- WHAT THIS TASK INVOLVES
Below is a block of records; return all of them exactly, but without the images.

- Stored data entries
....................
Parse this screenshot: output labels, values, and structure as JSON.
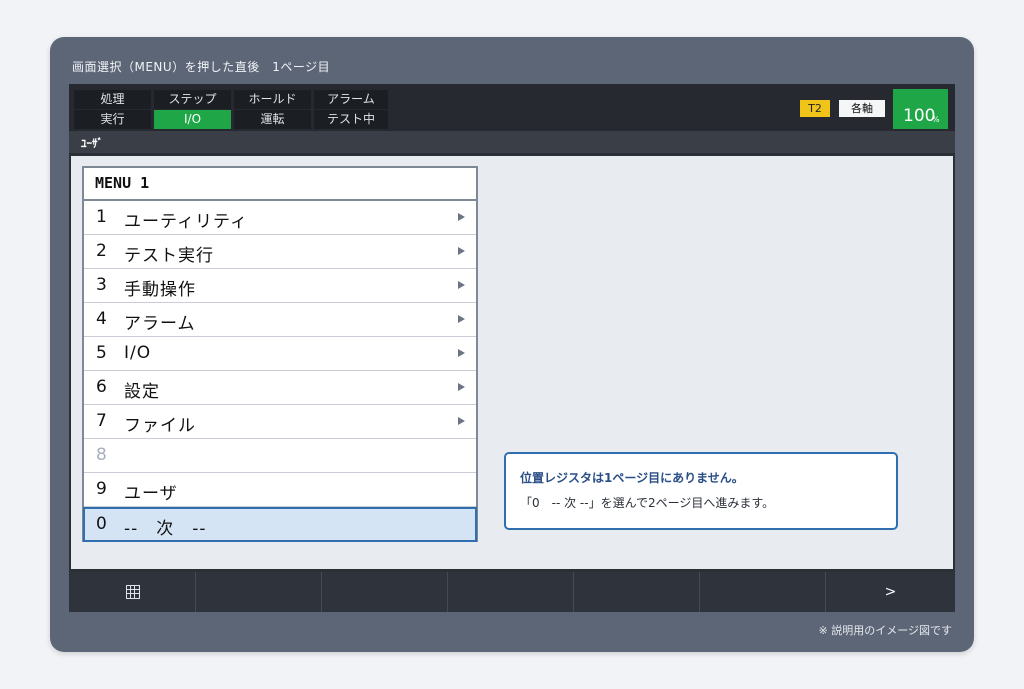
{
  "caption": "画面選択（MENU）を押した直後　1ページ目",
  "footnote": "※ 説明用のイメージ図です",
  "status": {
    "buttons_top": [
      "処理",
      "ステップ",
      "ホールド",
      "アラーム"
    ],
    "buttons_bottom": [
      "実行",
      "I/O",
      "運転",
      "テスト中"
    ],
    "active": "I/O",
    "tool": "T2",
    "axes": "各軸",
    "speed": "100",
    "speed_unit": "%"
  },
  "user_bar": "ﾕｰｻﾞ",
  "menu": {
    "title": "MENU 1",
    "items": [
      {
        "num": "1",
        "label": "ユーティリティ",
        "submenu": true
      },
      {
        "num": "2",
        "label": "テスト実行",
        "submenu": true
      },
      {
        "num": "3",
        "label": "手動操作",
        "submenu": true
      },
      {
        "num": "4",
        "label": "アラーム",
        "submenu": true
      },
      {
        "num": "5",
        "label": "I/O",
        "submenu": true
      },
      {
        "num": "6",
        "label": "設定",
        "submenu": true
      },
      {
        "num": "7",
        "label": "ファイル",
        "submenu": true
      },
      {
        "num": "8",
        "label": "",
        "submenu": false,
        "disabled": true
      },
      {
        "num": "9",
        "label": "ユーザ",
        "submenu": false
      },
      {
        "num": "0",
        "label": "--　次　--",
        "submenu": false,
        "selected": true
      }
    ]
  },
  "info": {
    "line1": "位置レジスタは1ページ目にありません。",
    "line2": "「0　-- 次 --」を選んで2ページ目へ進みます。"
  },
  "function_keys": {
    "first_icon": "grid-icon",
    "last_label": ">"
  },
  "colors": {
    "active_green": "#1fa647",
    "tool_yellow": "#f0c419",
    "select_blue": "#2f6fb0"
  }
}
....................
- OUTPUT BELOW
Parse this screenshot: output labels, values, and structure as JSON.
{
  "caption": "画面選択（MENU）を押した直後　1ページ目",
  "footnote": "※ 説明用のイメージ図です",
  "status": {
    "buttons_top": [
      "処理",
      "ステップ",
      "ホールド",
      "アラーム"
    ],
    "buttons_bottom": [
      "実行",
      "I/O",
      "運転",
      "テスト中"
    ],
    "active": "I/O",
    "tool": "T2",
    "axes": "各軸",
    "speed": "100",
    "speed_unit": "%"
  },
  "user_bar": "ﾕｰｻﾞ",
  "menu": {
    "title": "MENU 1",
    "items": [
      {
        "num": "1",
        "label": "ユーティリティ",
        "submenu": true
      },
      {
        "num": "2",
        "label": "テスト実行",
        "submenu": true
      },
      {
        "num": "3",
        "label": "手動操作",
        "submenu": true
      },
      {
        "num": "4",
        "label": "アラーム",
        "submenu": true
      },
      {
        "num": "5",
        "label": "I/O",
        "submenu": true
      },
      {
        "num": "6",
        "label": "設定",
        "submenu": true
      },
      {
        "num": "7",
        "label": "ファイル",
        "submenu": true
      },
      {
        "num": "8",
        "label": "",
        "submenu": false,
        "disabled": true
      },
      {
        "num": "9",
        "label": "ユーザ",
        "submenu": false
      },
      {
        "num": "0",
        "label": "--　次　--",
        "submenu": false,
        "selected": true
      }
    ]
  },
  "info": {
    "line1": "位置レジスタは1ページ目にありません。",
    "line2": "「0　-- 次 --」を選んで2ページ目へ進みます。"
  },
  "function_keys": {
    "first_icon": "grid-icon",
    "last_label": ">"
  },
  "colors": {
    "active_green": "#1fa647",
    "tool_yellow": "#f0c419",
    "select_blue": "#2f6fb0"
  }
}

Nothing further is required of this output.